## Challenge
Copy every line of the material below word for word.

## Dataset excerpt
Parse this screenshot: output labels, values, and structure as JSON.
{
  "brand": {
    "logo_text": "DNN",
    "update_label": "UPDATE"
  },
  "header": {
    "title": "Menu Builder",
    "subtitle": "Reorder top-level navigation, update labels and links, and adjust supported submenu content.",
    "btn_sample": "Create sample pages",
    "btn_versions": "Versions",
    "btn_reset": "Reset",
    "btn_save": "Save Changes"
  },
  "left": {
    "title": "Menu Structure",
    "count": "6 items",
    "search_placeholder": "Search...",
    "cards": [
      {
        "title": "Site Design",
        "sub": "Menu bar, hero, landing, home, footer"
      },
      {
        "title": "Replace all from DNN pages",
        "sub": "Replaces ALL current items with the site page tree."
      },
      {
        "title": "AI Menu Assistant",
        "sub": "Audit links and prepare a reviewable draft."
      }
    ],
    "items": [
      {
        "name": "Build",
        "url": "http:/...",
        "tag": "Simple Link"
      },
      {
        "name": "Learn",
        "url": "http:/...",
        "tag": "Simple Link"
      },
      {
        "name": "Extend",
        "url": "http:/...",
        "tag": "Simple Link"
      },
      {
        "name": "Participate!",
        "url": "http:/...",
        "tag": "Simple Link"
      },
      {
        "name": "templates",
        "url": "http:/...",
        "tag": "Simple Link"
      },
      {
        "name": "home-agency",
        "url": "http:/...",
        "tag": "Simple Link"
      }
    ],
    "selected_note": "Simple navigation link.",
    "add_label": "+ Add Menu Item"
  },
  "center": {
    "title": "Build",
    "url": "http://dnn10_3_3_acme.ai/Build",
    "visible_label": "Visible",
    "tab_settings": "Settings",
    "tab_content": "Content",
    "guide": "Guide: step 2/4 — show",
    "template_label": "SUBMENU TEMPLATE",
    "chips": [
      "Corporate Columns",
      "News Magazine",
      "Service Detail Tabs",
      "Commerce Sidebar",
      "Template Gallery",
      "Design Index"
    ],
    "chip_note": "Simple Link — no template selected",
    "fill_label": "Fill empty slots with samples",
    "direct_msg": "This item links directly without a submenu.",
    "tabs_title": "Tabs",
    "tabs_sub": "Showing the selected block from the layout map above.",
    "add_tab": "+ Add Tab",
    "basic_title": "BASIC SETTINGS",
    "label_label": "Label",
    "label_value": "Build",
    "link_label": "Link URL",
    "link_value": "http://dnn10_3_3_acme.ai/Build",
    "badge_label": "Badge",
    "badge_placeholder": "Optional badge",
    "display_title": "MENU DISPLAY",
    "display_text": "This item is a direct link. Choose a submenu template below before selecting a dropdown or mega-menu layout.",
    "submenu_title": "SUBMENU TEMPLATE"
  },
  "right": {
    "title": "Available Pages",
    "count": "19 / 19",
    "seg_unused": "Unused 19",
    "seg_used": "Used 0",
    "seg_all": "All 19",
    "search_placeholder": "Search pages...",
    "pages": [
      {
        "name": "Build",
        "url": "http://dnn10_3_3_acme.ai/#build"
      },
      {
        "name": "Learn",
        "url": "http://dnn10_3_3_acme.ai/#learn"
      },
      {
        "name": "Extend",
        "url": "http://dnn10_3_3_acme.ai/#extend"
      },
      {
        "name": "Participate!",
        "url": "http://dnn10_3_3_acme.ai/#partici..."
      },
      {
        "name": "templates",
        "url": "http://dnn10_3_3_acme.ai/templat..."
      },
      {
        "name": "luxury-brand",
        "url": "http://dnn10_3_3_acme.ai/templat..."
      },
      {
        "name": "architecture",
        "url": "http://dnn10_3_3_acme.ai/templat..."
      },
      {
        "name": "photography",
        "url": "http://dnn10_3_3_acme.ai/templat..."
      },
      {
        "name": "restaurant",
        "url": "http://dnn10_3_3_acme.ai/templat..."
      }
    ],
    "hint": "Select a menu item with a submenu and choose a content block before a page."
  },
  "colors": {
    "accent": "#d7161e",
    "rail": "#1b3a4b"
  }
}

## Solution
Parse this screenshot: output labels, values, and structure as JSON.
{
  "brand": {
    "logo_text": "DNN",
    "update_label": "UPDATE"
  },
  "header": {
    "title": "Menu Builder",
    "subtitle": "Reorder top-level navigation, update labels and links, and adjust supported submenu content.",
    "btn_sample": "Create sample pages",
    "btn_versions": "Versions",
    "btn_reset": "Reset",
    "btn_save": "Save Changes"
  },
  "left": {
    "title": "Menu Structure",
    "count": "6 items",
    "search_placeholder": "Search...",
    "cards": [
      {
        "title": "Site Design",
        "sub": "Menu bar, hero, landing, home, footer"
      },
      {
        "title": "Replace all from DNN pages",
        "sub": "Replaces ALL current items with the site page tree."
      },
      {
        "title": "AI Menu Assistant",
        "sub": "Audit links and prepare a reviewable draft."
      }
    ],
    "items": [
      {
        "name": "Build",
        "url": "http:/...",
        "tag": "Simple Link"
      },
      {
        "name": "Learn",
        "url": "http:/...",
        "tag": "Simple Link"
      },
      {
        "name": "Extend",
        "url": "http:/...",
        "tag": "Simple Link"
      },
      {
        "name": "Participate!",
        "url": "http:/...",
        "tag": "Simple Link"
      },
      {
        "name": "templates",
        "url": "http:/...",
        "tag": "Simple Link"
      },
      {
        "name": "home-agency",
        "url": "http:/...",
        "tag": "Simple Link"
      }
    ],
    "selected_note": "Simple navigation link.",
    "add_label": "+ Add Menu Item"
  },
  "center": {
    "title": "Build",
    "url": "http://dnn10_3_3_acme.ai/Build",
    "visible_label": "Visible",
    "tab_settings": "Settings",
    "tab_content": "Content",
    "guide": "Guide: step 2/4 — show",
    "template_label": "SUBMENU TEMPLATE",
    "chips": [
      "Corporate Columns",
      "News Magazine",
      "Service Detail Tabs",
      "Commerce Sidebar",
      "Template Gallery",
      "Design Index"
    ],
    "chip_note": "Simple Link — no template selected",
    "fill_label": "Fill empty slots with samples",
    "direct_msg": "This item links directly without a submenu.",
    "tabs_title": "Tabs",
    "tabs_sub": "Showing the selected block from the layout map above.",
    "add_tab": "+ Add Tab",
    "basic_title": "BASIC SETTINGS",
    "label_label": "Label",
    "label_value": "Build",
    "link_label": "Link URL",
    "link_value": "http://dnn10_3_3_acme.ai/Build",
    "badge_label": "Badge",
    "badge_placeholder": "Optional badge",
    "display_title": "MENU DISPLAY",
    "display_text": "This item is a direct link. Choose a submenu template below before selecting a dropdown or mega-menu layout.",
    "submenu_title": "SUBMENU TEMPLATE"
  },
  "right": {
    "title": "Available Pages",
    "count": "19 / 19",
    "seg_unused": "Unused 19",
    "seg_used": "Used 0",
    "seg_all": "All 19",
    "search_placeholder": "Search pages...",
    "pages": [
      {
        "name": "Build",
        "url": "http://dnn10_3_3_acme.ai/#build"
      },
      {
        "name": "Learn",
        "url": "http://dnn10_3_3_acme.ai/#learn"
      },
      {
        "name": "Extend",
        "url": "http://dnn10_3_3_acme.ai/#extend"
      },
      {
        "name": "Participate!",
        "url": "http://dnn10_3_3_acme.ai/#partici..."
      },
      {
        "name": "templates",
        "url": "http://dnn10_3_3_acme.ai/templat..."
      },
      {
        "name": "luxury-brand",
        "url": "http://dnn10_3_3_acme.ai/templat..."
      },
      {
        "name": "architecture",
        "url": "http://dnn10_3_3_acme.ai/templat..."
      },
      {
        "name": "photography",
        "url": "http://dnn10_3_3_acme.ai/templat..."
      },
      {
        "name": "restaurant",
        "url": "http://dnn10_3_3_acme.ai/templat..."
      }
    ],
    "hint": "Select a menu item with a submenu and choose a content block before a page."
  },
  "colors": {
    "accent": "#d7161e",
    "rail": "#1b3a4b"
  }
}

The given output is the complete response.